_Exercise description_. Transcribe all the entries word for word, omitting any pictures they contain.

_Data listing_.
__________

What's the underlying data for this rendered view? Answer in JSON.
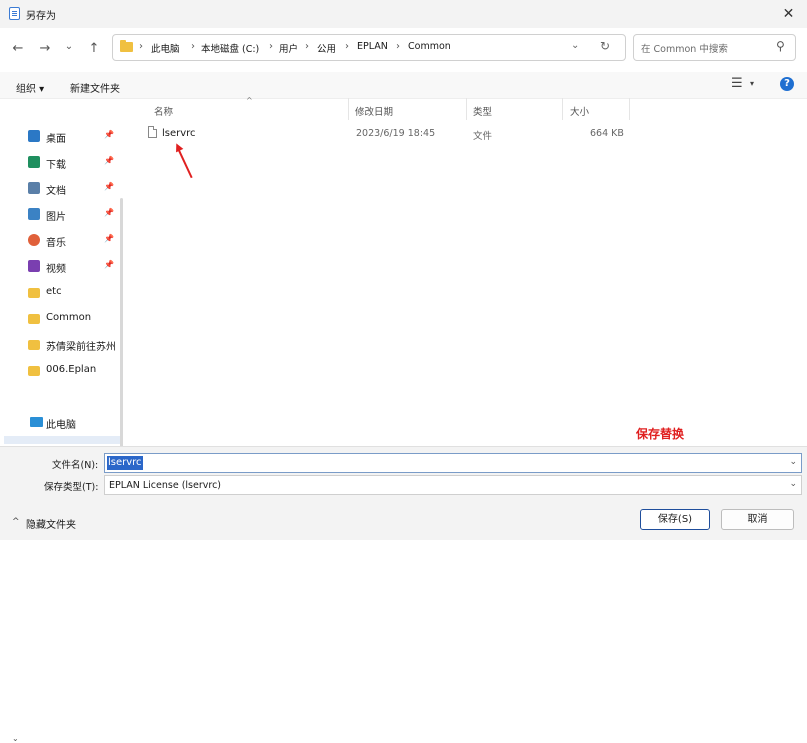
{
  "window": {
    "title": "另存为",
    "close_glyph": "✕"
  },
  "nav": {
    "back": "←",
    "forward": "→",
    "recent": "⌄",
    "up": "↑"
  },
  "address": {
    "crumbs": [
      "此电脑",
      "本地磁盘 (C:)",
      "用户",
      "公用",
      "EPLAN",
      "Common"
    ],
    "separator": "›",
    "chevron": "⌄",
    "refresh": "↻"
  },
  "search": {
    "placeholder": "在 Common 中搜索",
    "icon": "⚲"
  },
  "toolbar": {
    "organize": "组织 ▾",
    "new_folder": "新建文件夹",
    "view_icon": "☰",
    "view_caret": "▾",
    "help": "?"
  },
  "sidebar": {
    "items": [
      {
        "label": "桌面",
        "icon": "desktop-icon",
        "color": "#2b78c5",
        "pinned": true
      },
      {
        "label": "下载",
        "icon": "download-icon",
        "color": "#1f8f5f",
        "pinned": true
      },
      {
        "label": "文档",
        "icon": "document-icon",
        "color": "#5a7fa8",
        "pinned": true
      },
      {
        "label": "图片",
        "icon": "picture-icon",
        "color": "#3b82c4",
        "pinned": true
      },
      {
        "label": "音乐",
        "icon": "music-icon",
        "color": "#e0603a",
        "pinned": true
      },
      {
        "label": "视频",
        "icon": "video-icon",
        "color": "#7a3fb0",
        "pinned": true
      },
      {
        "label": "etc",
        "icon": "folder-icon",
        "color": "#f0c040",
        "pinned": false
      },
      {
        "label": "Common",
        "icon": "folder-icon",
        "color": "#f0c040",
        "pinned": false
      },
      {
        "label": "苏倩梁前往苏州",
        "icon": "folder-icon",
        "color": "#f0c040",
        "pinned": false
      },
      {
        "label": "006.Eplan",
        "icon": "folder-icon",
        "color": "#f0c040",
        "pinned": false
      }
    ],
    "pin_glyph": "📌",
    "this_pc": "此电脑"
  },
  "columns": {
    "name": "名称",
    "modified": "修改日期",
    "type": "类型",
    "size": "大小"
  },
  "files": [
    {
      "name": "lservrc",
      "modified": "2023/6/19 18:45",
      "type": "文件",
      "size": "664 KB"
    }
  ],
  "annotation": {
    "text": "保存替换",
    "color": "#e02020"
  },
  "form": {
    "filename_label": "文件名(N):",
    "filename_value": "lservrc",
    "filetype_label": "保存类型(T):",
    "filetype_value": "EPLAN License (lservrc)",
    "hide_folders": "隐藏文件夹",
    "save": "保存(S)",
    "cancel": "取消"
  }
}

__________

_Response to this task_.
What's the underlying data for this rendered view? Answer in JSON.
{
  "window": {
    "title": "另存为",
    "close_glyph": "✕"
  },
  "nav": {
    "back": "←",
    "forward": "→",
    "recent": "⌄",
    "up": "↑"
  },
  "address": {
    "crumbs": [
      "此电脑",
      "本地磁盘 (C:)",
      "用户",
      "公用",
      "EPLAN",
      "Common"
    ],
    "separator": "›",
    "chevron": "⌄",
    "refresh": "↻"
  },
  "search": {
    "placeholder": "在 Common 中搜索",
    "icon": "⚲"
  },
  "toolbar": {
    "organize": "组织 ▾",
    "new_folder": "新建文件夹",
    "view_icon": "☰",
    "view_caret": "▾",
    "help": "?"
  },
  "sidebar": {
    "items": [
      {
        "label": "桌面",
        "icon": "desktop-icon",
        "color": "#2b78c5",
        "pinned": true
      },
      {
        "label": "下载",
        "icon": "download-icon",
        "color": "#1f8f5f",
        "pinned": true
      },
      {
        "label": "文档",
        "icon": "document-icon",
        "color": "#5a7fa8",
        "pinned": true
      },
      {
        "label": "图片",
        "icon": "picture-icon",
        "color": "#3b82c4",
        "pinned": true
      },
      {
        "label": "音乐",
        "icon": "music-icon",
        "color": "#e0603a",
        "pinned": true
      },
      {
        "label": "视频",
        "icon": "video-icon",
        "color": "#7a3fb0",
        "pinned": true
      },
      {
        "label": "etc",
        "icon": "folder-icon",
        "color": "#f0c040",
        "pinned": false
      },
      {
        "label": "Common",
        "icon": "folder-icon",
        "color": "#f0c040",
        "pinned": false
      },
      {
        "label": "苏倩梁前往苏州",
        "icon": "folder-icon",
        "color": "#f0c040",
        "pinned": false
      },
      {
        "label": "006.Eplan",
        "icon": "folder-icon",
        "color": "#f0c040",
        "pinned": false
      }
    ],
    "pin_glyph": "📌",
    "this_pc": "此电脑"
  },
  "columns": {
    "name": "名称",
    "modified": "修改日期",
    "type": "类型",
    "size": "大小"
  },
  "files": [
    {
      "name": "lservrc",
      "modified": "2023/6/19 18:45",
      "type": "文件",
      "size": "664 KB"
    }
  ],
  "annotation": {
    "text": "保存替换",
    "color": "#e02020"
  },
  "form": {
    "filename_label": "文件名(N):",
    "filename_value": "lservrc",
    "filetype_label": "保存类型(T):",
    "filetype_value": "EPLAN License (lservrc)",
    "hide_folders": "隐藏文件夹",
    "save": "保存(S)",
    "cancel": "取消"
  }
}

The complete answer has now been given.